1977 Speedwell Titalite. Sold and branded by Van Deursen of Scheveningen, Holland.


----------



## non-fixie (May 19, 2022)

Late eighties Nöll Pro. Made of Mannesman 34CrMo4 tubing by Achim Nöll of Fulda, Germany.


----------



## juvela (May 19, 2022)

non-fixie said:


> 1977 Speedwell Titalite. Sold and branded by Van Deursen of Scheveningen, Holland.
> 
> View attachment 1629832



-----

had one of the early Speedwells come through

unlike later titanium frames they employed tubing of the same dimensions as steel frames

the result was a frame so flexible that it would change gears under load 🙀 


-----


----------



## Boris (May 19, 2022)

catfish said:


> View attachment 1629632



I believe this bike still belongs to member Mark Mattei. A little more about it on the attached thread.








						Photo Requested | General Discussion About Old Bicycles
					

I think I initially found this photo on this site years ago and thought I had a larger copy of it, but I guess not. Does anyone out there have a larger one?




					thecabe.com


----------



## iceman (May 19, 2022)

Great thread, I love odd balls. This one is a 1909 Resilient Royal Centaur. Very English. The girder frame was only made for one year. It has an Armstrong 2 speed bottom bracket. It needs some work that should be done this winter. Thanks


----------



## iceman (May 19, 2022)

Another one. 1981 Sprick. Made in Germany, advertised as “ the bicycle of the future”. Funny thing is none of these advances got off the ground. Sachs 3 speed coaster brake. Thanks


----------



## iceman (May 19, 2022)

One more. 1988 Norco RPM. To some, the monocoque bmx was the future of BMX, it was very short lived. Specialized and Haro and I am sure others also made monocoque’s. The RPM’s are probably the rarest. This one was raced at the world championships in 2000. Thanks


----------



## non-fixie (May 20, 2022)

Bridgestone have never been afraid of the unusual.

This is mrs non-fixie's Blouson, a city bike designed by Giorgetto Giugiaro. I don't think they sold more than a handful.





One of my personal favorites is the GrandTech GR-27. One of the few 700C-wheeled folding bikes, and one that actually feels and rides like a normal bike. A very clever design.


----------



## mike j (May 20, 2022)

My 1901 Nyack bicycle, several things make it unique. Nyack is a trendy village located on the west shore of the Hudson river about 20 miles north of N.Y.C. It is a popular weekend bicycle destination of the city people, which is not necessarily loved by everyone. Up until a few years ago, no one knew that there was a bicycle manufacturer there. There was only an obscure mention of it in the Wheelman. I only found out when @dfa242 posted a Nyack and Spaulding bicycle catalog for sale here on the cabe. Probably why no one knew about it, was that it was listed as the Nutall manufacturing company after it's founder, John Nutall. He arrived in Nyack around 1897 with his lawyer, got some local juice involved ( a prominent druggist from an old local established family) and started the company. His expertise was nickel plating. I believe that he did a lot for Spaulding including manufacturing their juvenile bicycle line. I got this bike from another good caber from Georgia. All the info that the Nyack library has was generated here on the cabe. The Nyack historian, who is a really knowledgable fellow, had no clue. A few years ago the DPW found a juvenile bicycle in a sewer , in poor condition, and a couple of later models have shown up here, but they look like Columbia's. Colonel Pope, I believe, was known for reintroducing models that he had previously taken over. So, I think that this may be the last survivor, it retains a very good amount of original paint, nickel plating & the American bicycle company sticker.

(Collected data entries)
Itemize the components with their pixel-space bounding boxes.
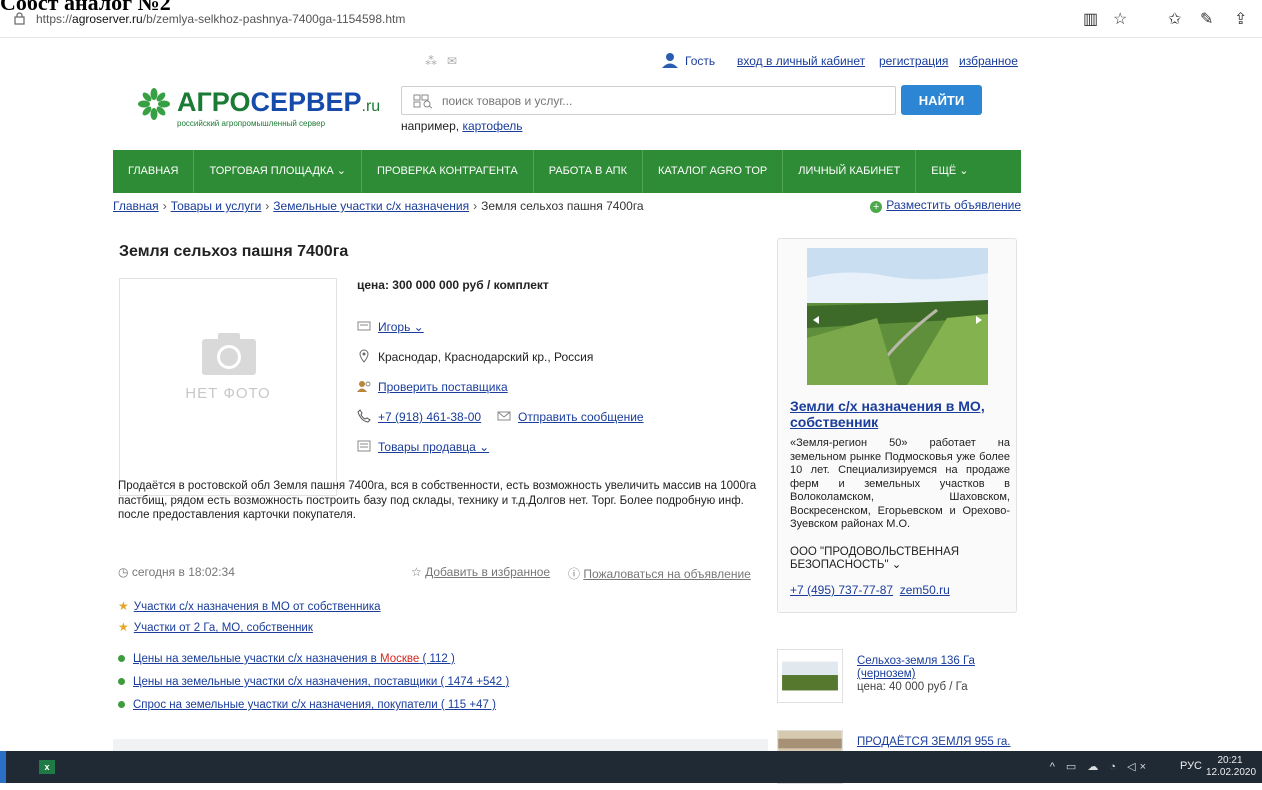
- side-listing[interactable]: Сельхоз-земля 136 Га (чернозем) цена: 40…: [777, 649, 1017, 709]
- post-date: сегодня в 18:02:34: [131, 565, 235, 579]
- breadcrumb-current: Земля сельхоз пашня 7400га: [481, 199, 644, 213]
- listing-description: Продаётся в ростовской обл Земля пашня 7…: [118, 480, 757, 521]
- complain[interactable]: ⓘ Пожаловаться на объявление: [568, 565, 751, 582]
- demand-link[interactable]: Спрос на земельные участки с/х назначени…: [118, 699, 496, 711]
- search-example: например, картофель: [401, 119, 523, 133]
- nav-catalog[interactable]: КАТАЛОГ AGRO TOP: [641, 150, 782, 193]
- related-link-1[interactable]: ★ Участки с/х назначения в МО от собствен…: [118, 599, 381, 613]
- star-outline-icon: ☆: [411, 565, 422, 579]
- ad-image-field[interactable]: [807, 248, 988, 385]
- breadcrumb-home[interactable]: Главная: [113, 199, 159, 213]
- listing-photo: НЕТ ФОТО: [119, 278, 337, 496]
- logo-star-icon: [138, 88, 170, 120]
- phone-icon: [357, 409, 371, 423]
- user-icon: [662, 53, 678, 68]
- ad-phone[interactable]: +7 (495) 737-77-87: [790, 583, 893, 597]
- main-nav: ГЛАВНАЯ ТОРГОВАЯ ПЛОЩАДКА ⌄ ПРОВЕРКА КОН…: [113, 150, 1021, 193]
- ad-text: «Земля-регион 50» работает на земельном …: [790, 437, 1010, 530]
- search-box: [401, 86, 896, 115]
- star-icon[interactable]: ☆: [1113, 9, 1127, 29]
- example-link[interactable]: картофель: [462, 119, 522, 133]
- verify-user-icon: [357, 381, 371, 392]
- overlay-caption: Собст аналог №2: [0, 0, 171, 15]
- side-listing-title[interactable]: Сельхоз-земля 136 Га (чернозем): [857, 655, 1017, 681]
- bullet-icon: [118, 678, 125, 685]
- prices-moscow-link[interactable]: Цены на земельные участки с/х назначения…: [118, 653, 455, 665]
- ad-contacts: +7 (495) 737-77-87 zem50.ru: [790, 583, 950, 597]
- register-link[interactable]: регистрация: [879, 54, 948, 68]
- search-categories-icon[interactable]: [412, 93, 434, 109]
- seller-card-icon: [357, 321, 371, 331]
- top-user-bar: ⁂✉ Гость вход в личный кабинет регистрац…: [113, 52, 1021, 72]
- logo-wordmark: АГРОСЕРВЕР.ru: [177, 87, 381, 117]
- login-link[interactable]: вход в личный кабинет: [737, 54, 865, 68]
- ad-title[interactable]: Земли с/х назначения в МО, собственник: [790, 398, 1010, 430]
- star-icon: ★: [118, 620, 129, 634]
- breadcrumb-category[interactable]: Земельные участки с/х назначения: [273, 199, 469, 213]
- post-ad-link[interactable]: + Разместить объявление: [870, 198, 1021, 213]
- phone-link[interactable]: +7 (918) 461-38-00: [378, 410, 481, 424]
- nav-jobs[interactable]: РАБОТА В АПК: [532, 150, 642, 193]
- camera-icon: [202, 333, 256, 375]
- ad-card: Земли с/х назначения в МО, собственник «…: [777, 238, 1017, 613]
- bullet-icon: [118, 655, 125, 662]
- breadcrumb: Главная › Товары и услуги › Земельные участк…: [113, 199, 644, 213]
- warning-icon: ⓘ: [568, 567, 581, 581]
- add-favorite[interactable]: ☆ Добавить в избранное: [411, 565, 550, 579]
- system-tray-icons[interactable]: ^ ▭ ☁ ◔ ◁×: [1050, 760, 1150, 773]
- clock-icon: ◷: [118, 565, 129, 579]
- page-title: Земля сельхоз пашня 7400га: [119, 243, 349, 260]
- search-button[interactable]: НАЙТИ: [901, 85, 982, 115]
- clock[interactable]: 20:21 12.02.2020: [1206, 755, 1256, 779]
- pen-icon[interactable]: ✎: [1200, 9, 1213, 29]
- location-pin-icon: [359, 349, 369, 363]
- favorites-link[interactable]: избранное: [959, 54, 1018, 68]
- side-listing-thumb: [777, 649, 843, 703]
- suppliers-link[interactable]: Цены на земельные участки с/х назначения…: [118, 676, 509, 688]
- date-row: ◷ сегодня в 18:02:34: [118, 565, 235, 579]
- location-text: Краснодар, Краснодарский кр., Россия: [378, 350, 594, 364]
- send-message-link[interactable]: Отправить сообщение: [518, 410, 644, 424]
- favorites-list-icon[interactable]: ✩: [1168, 9, 1181, 29]
- goods-list-icon: [357, 440, 371, 452]
- related-link-2[interactable]: ★ Участки от 2 Га, МО, собственник: [118, 620, 313, 634]
- seller-goods-link[interactable]: Товары продавца ⌄: [378, 440, 489, 454]
- seller-name[interactable]: Игорь ⌄: [378, 320, 424, 334]
- sitemap-mail-icons[interactable]: ⁂✉: [425, 54, 467, 68]
- nav-account[interactable]: ЛИЧНЫЙ КАБИНЕТ: [782, 150, 915, 193]
- message-icon: [497, 411, 511, 421]
- search-input[interactable]: [442, 92, 882, 110]
- no-photo-label: НЕТ ФОТО: [185, 385, 271, 402]
- bullet-icon: [118, 701, 125, 708]
- ad-site[interactable]: zem50.ru: [900, 583, 950, 597]
- logo-tagline: российский агропромышленный сервер: [177, 119, 326, 128]
- nav-counterparty-check[interactable]: ПРОВЕРКА КОНТРАГЕНТА: [360, 150, 533, 193]
- guest-label: Гость: [685, 54, 716, 68]
- check-supplier-link[interactable]: Проверить поставщика: [378, 380, 508, 394]
- listing-price: цена: 300 000 000 руб / комплект: [357, 278, 549, 292]
- os-taskbar: x ^ ▭ ☁ ◔ ◁× РУС 20:21 12.02.2020: [0, 751, 1262, 783]
- nav-marketplace[interactable]: ТОРГОВАЯ ПЛОЩАДКА ⌄: [193, 150, 361, 193]
- plus-icon: +: [870, 201, 883, 213]
- reading-view-icon[interactable]: ▥: [1083, 9, 1098, 29]
- breadcrumb-goods[interactable]: Товары и услуги: [171, 199, 262, 213]
- ad-organization[interactable]: ООО "ПРОДОВОЛЬСТВЕННАЯ БЕЗОПАСНОСТЬ" ⌄: [790, 546, 1010, 572]
- start-button[interactable]: [0, 751, 6, 783]
- language-indicator[interactable]: РУС: [1180, 760, 1202, 772]
- nav-more[interactable]: ЕЩЁ ⌄: [915, 150, 983, 193]
- site-logo[interactable]: АГРОСЕРВЕР.ru российский агропромышленны…: [137, 85, 397, 135]
- excel-icon[interactable]: x: [39, 760, 55, 774]
- nav-home[interactable]: ГЛАВНАЯ: [113, 150, 193, 193]
- browser-address-bar: https://agroserver.ru/b/zemlya-selkhoz-p…: [0, 0, 1262, 38]
- share-icon[interactable]: ⇪: [1234, 9, 1247, 29]
- star-icon: ★: [118, 599, 129, 613]
- side-listing-title[interactable]: ПРОДАЁТСЯ ЗЕМЛЯ 955 га.: [857, 736, 1017, 749]
- side-listing-price: цена: 40 000 руб / Га: [857, 681, 968, 693]
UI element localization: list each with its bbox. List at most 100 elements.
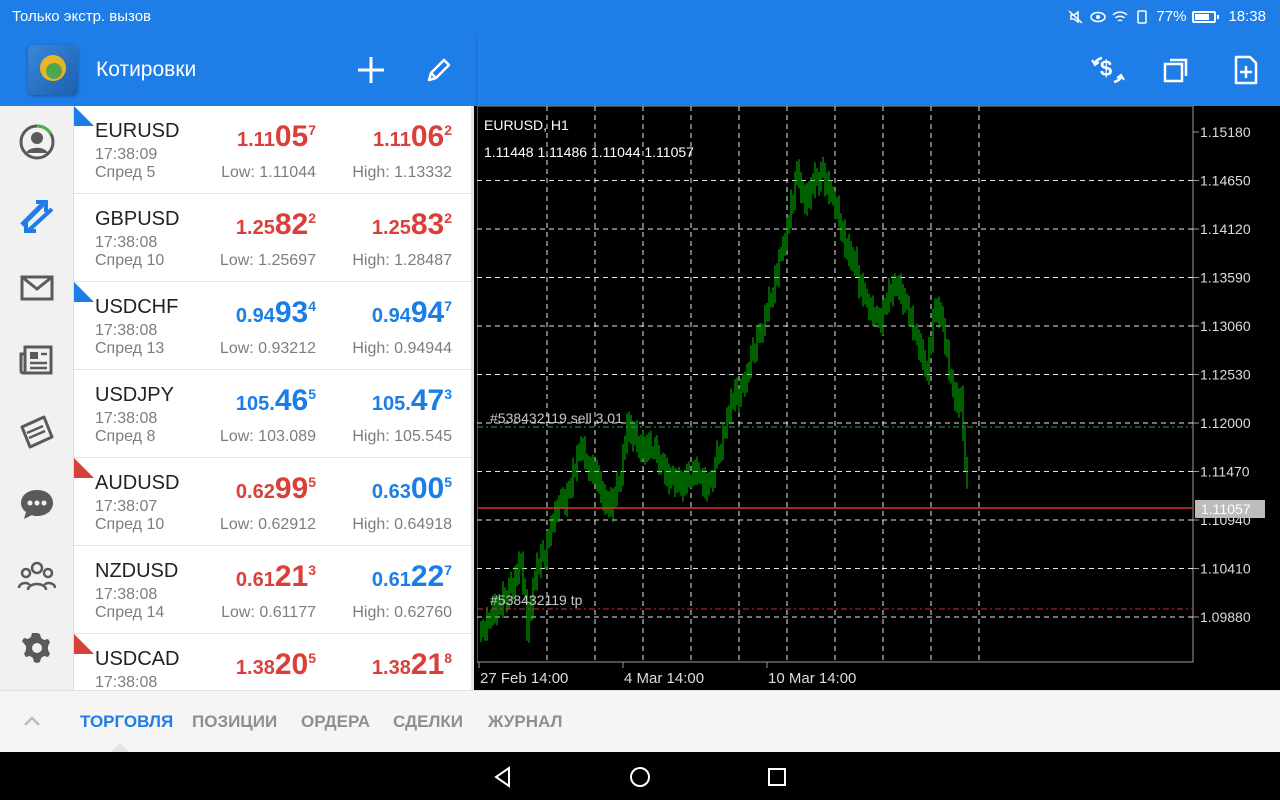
app-bar-separator xyxy=(476,34,477,106)
bid-price[interactable]: 1.11057 xyxy=(237,120,316,154)
ask-price-big: 06 xyxy=(410,120,445,153)
bid-price-sup: 5 xyxy=(308,650,316,666)
bid-price-big: 20 xyxy=(274,648,309,681)
rail-news[interactable] xyxy=(17,340,57,380)
ask-price-sup: 3 xyxy=(444,386,452,402)
quote-time: 17:38:08 xyxy=(95,674,158,690)
bid-price[interactable]: 1.38205 xyxy=(236,648,316,682)
tab-journal[interactable]: ЖУРНАЛ xyxy=(488,712,562,732)
quote-row[interactable]: EURUSD 17:38:09 Спред 5 1.11057 1.11062 Low: … xyxy=(74,106,471,194)
ask-price[interactable]: 1.38218 xyxy=(372,648,452,682)
ask-price[interactable]: 0.94947 xyxy=(372,296,452,330)
ask-price-sup: 2 xyxy=(444,210,452,226)
quote-spread: Спред 13 xyxy=(95,340,165,357)
quote-row[interactable]: USDCHF 17:38:08 Спред 13 0.94934 0.94947 Low:… xyxy=(74,282,471,370)
quote-high: High: 0.94944 xyxy=(352,340,452,357)
recents-icon[interactable] xyxy=(764,764,790,790)
tab-orders[interactable]: ОРДЕРА xyxy=(301,712,370,732)
windows-button[interactable] xyxy=(1158,52,1194,88)
edit-button[interactable] xyxy=(421,52,457,88)
tab-deals[interactable]: СДЕЛКИ xyxy=(393,712,463,732)
ask-price[interactable]: 1.25832 xyxy=(372,208,452,242)
bid-price[interactable]: 0.62995 xyxy=(236,472,316,506)
sell-order-label: #538432119 sell 3.01 xyxy=(490,410,623,426)
quote-time: 17:38:09 xyxy=(95,146,158,163)
quote-row[interactable]: AUDUSD 17:38:07 Спред 10 0.62995 0.63005 Low:… xyxy=(74,458,471,546)
quote-high: High: 1.13332 xyxy=(352,164,452,181)
bid-price-sup: 7 xyxy=(308,122,316,138)
bid-price[interactable]: 105.465 xyxy=(236,384,316,418)
ask-price[interactable]: 0.63005 xyxy=(372,472,452,506)
tp-order-label: #538432119 tp xyxy=(490,592,583,608)
y-tick-label: 1.10410 xyxy=(1200,561,1251,577)
ask-price[interactable]: 0.61227 xyxy=(372,560,452,594)
quote-row[interactable]: GBPUSD 17:38:08 Спред 10 1.25822 1.25832 Low:… xyxy=(74,194,471,282)
chart-canvas[interactable]: EURUSD, H1 1.11448 1.11486 1.11044 1.110… xyxy=(477,106,1280,690)
ask-price-big: 47 xyxy=(410,384,445,417)
quote-high: High: 0.64918 xyxy=(352,516,452,533)
rail-settings[interactable] xyxy=(17,628,57,668)
svg-text:$: $ xyxy=(1100,56,1112,81)
trade-button[interactable]: $ xyxy=(1090,52,1126,88)
price-chart[interactable]: EURUSD, H1 1.11448 1.11486 1.11044 1.110… xyxy=(477,106,1280,690)
quote-spread: Спред 8 xyxy=(95,428,156,445)
ask-price-sup: 8 xyxy=(444,650,452,666)
quote-row[interactable]: USDCAD 17:38:08 1.38205 1.38218 xyxy=(74,634,471,690)
add-symbol-button[interactable] xyxy=(353,52,389,88)
bid-price-sup: 5 xyxy=(308,474,316,490)
quote-symbol: AUDUSD xyxy=(95,472,180,494)
rail-accounts[interactable] xyxy=(17,122,57,162)
ask-price-sup: 7 xyxy=(444,562,452,578)
quote-low: Low: 1.25697 xyxy=(219,252,316,269)
currency-icon: $ xyxy=(1091,56,1125,84)
chart-y-axis: 1.15180 1.14650 1.14120 1.13590 1.13060 1.125… xyxy=(1193,124,1251,625)
quote-row[interactable]: USDJPY 17:38:08 Спред 8 105.465 105.473 Low: … xyxy=(74,370,471,458)
bid-price[interactable]: 0.94934 xyxy=(236,296,316,330)
ask-price-prefix: 1.38 xyxy=(371,657,411,679)
tab-trading[interactable]: ТОРГОВЛЯ xyxy=(80,712,173,732)
quote-low: Low: 103.089 xyxy=(219,428,316,445)
community-icon xyxy=(17,561,57,591)
rail-quotes[interactable] xyxy=(17,196,57,236)
tab-positions[interactable]: ПОЗИЦИИ xyxy=(192,712,277,732)
home-icon[interactable] xyxy=(627,764,653,790)
quote-row[interactable]: NZDUSD 17:38:08 Спред 14 0.61213 0.61227 Low:… xyxy=(74,546,471,634)
ask-price-sup: 5 xyxy=(444,474,452,490)
ask-price[interactable]: 105.473 xyxy=(372,384,452,418)
bid-price[interactable]: 0.61213 xyxy=(236,560,316,594)
y-tick-label: 1.12530 xyxy=(1200,367,1251,383)
quote-symbol: NZDUSD xyxy=(95,560,179,582)
new-order-button[interactable] xyxy=(1228,52,1264,88)
ask-price[interactable]: 1.11062 xyxy=(373,120,452,154)
bid-price-prefix: 0.62 xyxy=(235,481,275,503)
bid-price-sup: 5 xyxy=(308,386,316,402)
ask-price-big: 83 xyxy=(410,208,445,241)
bottom-tabs: ТОРГОВЛЯ ПОЗИЦИИ ОРДЕРА СДЕЛКИ ЖУРНАЛ xyxy=(0,690,1280,753)
quote-symbol: USDCAD xyxy=(95,648,180,670)
app-logo-icon xyxy=(28,45,78,95)
quote-symbol: GBPUSD xyxy=(95,208,180,230)
current-price-text: 1.11057 xyxy=(1201,501,1251,517)
chevron-up-icon[interactable] xyxy=(22,711,42,731)
rail-chat[interactable] xyxy=(17,484,57,524)
chart-title: EURUSD, H1 xyxy=(484,117,569,133)
y-tick-label: 1.13590 xyxy=(1200,270,1251,286)
ask-price-prefix: 0.61 xyxy=(371,569,411,591)
ask-price-prefix: 0.94 xyxy=(371,305,411,327)
add-icon xyxy=(358,57,384,83)
nav-rail xyxy=(0,106,74,690)
rail-community[interactable] xyxy=(17,556,57,596)
ask-price-prefix: 1.11 xyxy=(373,129,411,151)
rail-calendar[interactable] xyxy=(17,412,57,452)
rail-mail[interactable] xyxy=(17,268,57,308)
bid-price-sup: 2 xyxy=(308,210,316,226)
wifi-icon xyxy=(1112,10,1128,22)
quote-low: Low: 0.61177 xyxy=(221,604,316,621)
bid-price-big: 82 xyxy=(274,208,309,241)
y-tick-label: 1.15180 xyxy=(1200,124,1251,140)
battery-percent: 77% xyxy=(1156,8,1187,25)
quote-symbol: USDCHF xyxy=(95,296,179,318)
status-bar: Только экстр. вызов 77% 18:38 xyxy=(0,0,1280,34)
back-icon[interactable] xyxy=(490,764,516,790)
bid-price[interactable]: 1.25822 xyxy=(236,208,316,242)
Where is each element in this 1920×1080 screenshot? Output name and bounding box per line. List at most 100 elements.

- [Tasks]
• 1. Reproduce word for word the passage of the bicycle thread that opens with the words "One more. 1988" and closes with "of the unusual.".
• 2. Quote the lines of the records that open with the line containing "app-bar-separator xyxy=(476,34,477,106)" and close with the line containing "ask-price[interactable]: 1.38218 xyxy=(372,648,452,682)", including both of those lines.
The records have no connection to the bicycle thread.

- [The replies]
• 1.
One more. 1988 Norco RPM. To some, the monocoque bmx was the future of BMX, it was very short lived. Specialized and Haro and I am sure others also made monocoque’s. The RPM’s are probably the rarest. This one was raced at the world championships in 2000. Thanks


----------



## non-fixie (May 20, 2022)

Bridgestone have never been afraid of the unusual.

• 2.
app-bar-separator xyxy=(476,34,477,106)
bid-price[interactable]: 1.11057 xyxy=(237,120,316,154)
ask-price-big: 06 xyxy=(410,120,445,153)
bid-price-sup: 5 xyxy=(308,650,316,666)
bid-price-big: 20 xyxy=(274,648,309,681)
rail-news[interactable] xyxy=(17,340,57,380)
ask-price-sup: 3 xyxy=(444,386,452,402)
quote-time: 17:38:08 xyxy=(95,674,158,690)
bid-price[interactable]: 1.38205 xyxy=(236,648,316,682)
tab-journal[interactable]: ЖУРНАЛ xyxy=(488,712,562,732)
quote-row[interactable]: EURUSD 17:38:09 Спред 5 1.11057 1.11062 Low: … xyxy=(74,106,471,194)
ask-price[interactable]: 1.38218 xyxy=(372,648,452,682)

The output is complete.